### Work to complete
Copy each line containing the word "Stabilization" from the records that follow, please.
---------- Recorded information
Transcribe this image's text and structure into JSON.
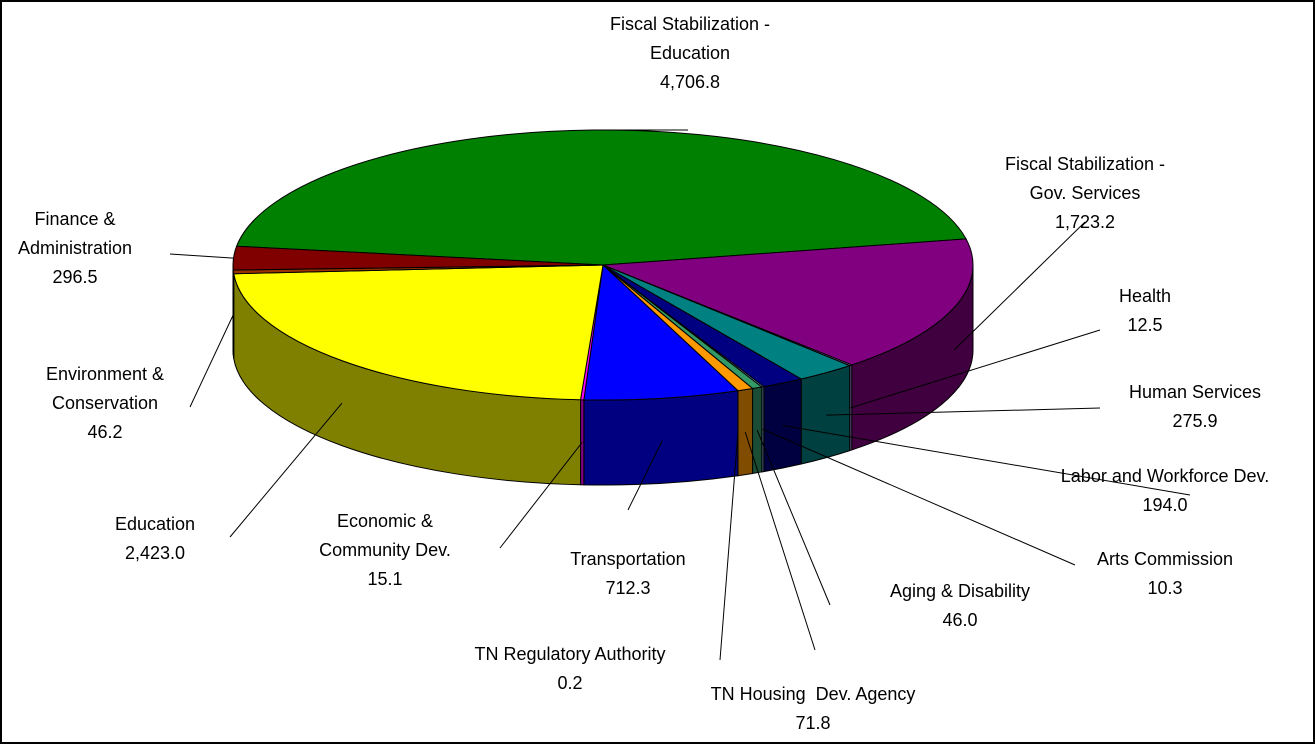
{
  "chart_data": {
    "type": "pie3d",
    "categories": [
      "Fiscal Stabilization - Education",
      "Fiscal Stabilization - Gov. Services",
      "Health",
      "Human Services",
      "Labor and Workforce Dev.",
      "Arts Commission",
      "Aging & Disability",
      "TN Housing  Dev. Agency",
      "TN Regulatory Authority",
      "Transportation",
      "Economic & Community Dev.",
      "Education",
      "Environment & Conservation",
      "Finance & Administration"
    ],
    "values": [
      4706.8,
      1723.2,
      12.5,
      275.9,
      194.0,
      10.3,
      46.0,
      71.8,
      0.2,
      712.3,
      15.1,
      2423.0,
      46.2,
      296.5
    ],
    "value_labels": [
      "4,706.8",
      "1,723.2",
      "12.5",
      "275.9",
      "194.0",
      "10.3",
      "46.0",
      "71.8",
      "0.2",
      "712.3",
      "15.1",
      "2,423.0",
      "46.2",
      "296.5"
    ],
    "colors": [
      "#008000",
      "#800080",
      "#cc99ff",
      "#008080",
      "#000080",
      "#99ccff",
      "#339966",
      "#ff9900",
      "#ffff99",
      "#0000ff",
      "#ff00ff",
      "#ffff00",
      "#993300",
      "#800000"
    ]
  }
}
--------------------
---------- Recorded information
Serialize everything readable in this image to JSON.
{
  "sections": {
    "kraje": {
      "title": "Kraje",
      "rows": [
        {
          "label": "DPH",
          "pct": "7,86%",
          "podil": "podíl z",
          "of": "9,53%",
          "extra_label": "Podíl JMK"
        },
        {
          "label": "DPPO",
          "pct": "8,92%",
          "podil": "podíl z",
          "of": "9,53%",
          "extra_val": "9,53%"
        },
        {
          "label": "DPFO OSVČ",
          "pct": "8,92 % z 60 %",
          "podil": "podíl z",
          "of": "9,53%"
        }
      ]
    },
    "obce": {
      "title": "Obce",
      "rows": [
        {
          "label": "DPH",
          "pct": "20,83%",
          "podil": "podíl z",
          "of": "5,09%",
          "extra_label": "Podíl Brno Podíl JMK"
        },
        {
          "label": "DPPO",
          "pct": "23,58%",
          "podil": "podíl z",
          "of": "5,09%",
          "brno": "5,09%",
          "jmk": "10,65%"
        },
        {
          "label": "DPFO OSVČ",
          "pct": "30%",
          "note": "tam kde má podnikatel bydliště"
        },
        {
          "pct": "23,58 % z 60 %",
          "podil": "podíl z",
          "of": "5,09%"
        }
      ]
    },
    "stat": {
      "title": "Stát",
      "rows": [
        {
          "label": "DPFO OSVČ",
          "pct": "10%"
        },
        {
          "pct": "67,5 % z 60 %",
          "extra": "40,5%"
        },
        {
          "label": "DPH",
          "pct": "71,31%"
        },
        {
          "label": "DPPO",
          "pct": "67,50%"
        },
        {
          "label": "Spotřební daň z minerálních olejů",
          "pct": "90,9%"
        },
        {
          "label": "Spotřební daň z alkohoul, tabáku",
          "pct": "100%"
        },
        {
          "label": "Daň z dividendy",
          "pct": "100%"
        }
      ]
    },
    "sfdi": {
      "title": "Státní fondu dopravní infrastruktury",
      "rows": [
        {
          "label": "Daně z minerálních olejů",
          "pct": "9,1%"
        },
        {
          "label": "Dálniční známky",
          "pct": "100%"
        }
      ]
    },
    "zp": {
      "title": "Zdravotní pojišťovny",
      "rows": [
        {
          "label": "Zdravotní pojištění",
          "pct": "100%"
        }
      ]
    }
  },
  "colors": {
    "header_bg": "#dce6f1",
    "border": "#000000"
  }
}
--------------------
---------- Recorded information
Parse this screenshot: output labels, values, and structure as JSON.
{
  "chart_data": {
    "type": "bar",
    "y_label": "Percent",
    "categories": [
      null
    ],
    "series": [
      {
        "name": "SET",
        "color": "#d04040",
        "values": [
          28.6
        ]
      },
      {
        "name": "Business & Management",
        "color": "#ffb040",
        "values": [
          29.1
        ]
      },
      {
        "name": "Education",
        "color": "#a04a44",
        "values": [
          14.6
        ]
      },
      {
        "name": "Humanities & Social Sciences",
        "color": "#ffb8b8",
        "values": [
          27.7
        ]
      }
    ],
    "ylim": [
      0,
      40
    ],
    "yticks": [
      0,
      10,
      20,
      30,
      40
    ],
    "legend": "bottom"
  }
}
--------------------
### Answer
      "Fiscal Stabilization - Education",
      "Fiscal Stabilization - Gov. Services",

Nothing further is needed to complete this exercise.